__DESCRIPTION OF THE TASK__
Your task is to output the data exactly as it stands.
--- START SUPPLIED RECORDS ---
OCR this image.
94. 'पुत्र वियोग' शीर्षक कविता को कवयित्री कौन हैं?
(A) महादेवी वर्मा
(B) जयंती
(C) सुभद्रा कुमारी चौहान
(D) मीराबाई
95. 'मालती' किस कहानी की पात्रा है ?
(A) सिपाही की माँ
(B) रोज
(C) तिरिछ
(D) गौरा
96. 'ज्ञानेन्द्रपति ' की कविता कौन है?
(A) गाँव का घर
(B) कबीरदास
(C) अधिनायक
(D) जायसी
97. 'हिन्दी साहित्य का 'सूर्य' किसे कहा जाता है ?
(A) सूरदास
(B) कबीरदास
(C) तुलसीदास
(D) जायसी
--- END SUPPLIED RECORDS ---
__EXERCISE RESULT__
OCR this image.
94. 'पुत्र वियोग' शीर्षक कविता को कवयित्री कौन हैं?
(A) महादेवी वर्मा
(B) जयंती
(C) सुभद्रा कुमारी चौहान
(D) मीराबाई
95. 'मालती' किस कहानी की पात्रा है ?
(A) सिपाही की माँ
(B) रोज
(C) तिरिछ
(D) गौरा
96. 'ज्ञानेन्द्रपति ' की कविता कौन है?
(A) गाँव का घर
(B) कबीरदास
(C) अधिनायक
(D) जायसी
97. 'हिन्दी साहित्य का 'सूर्य' किसे कहा जाता है ?
(A) सूरदास
(B) कबीरदास
(C) तुलसीदास
(D) जायसी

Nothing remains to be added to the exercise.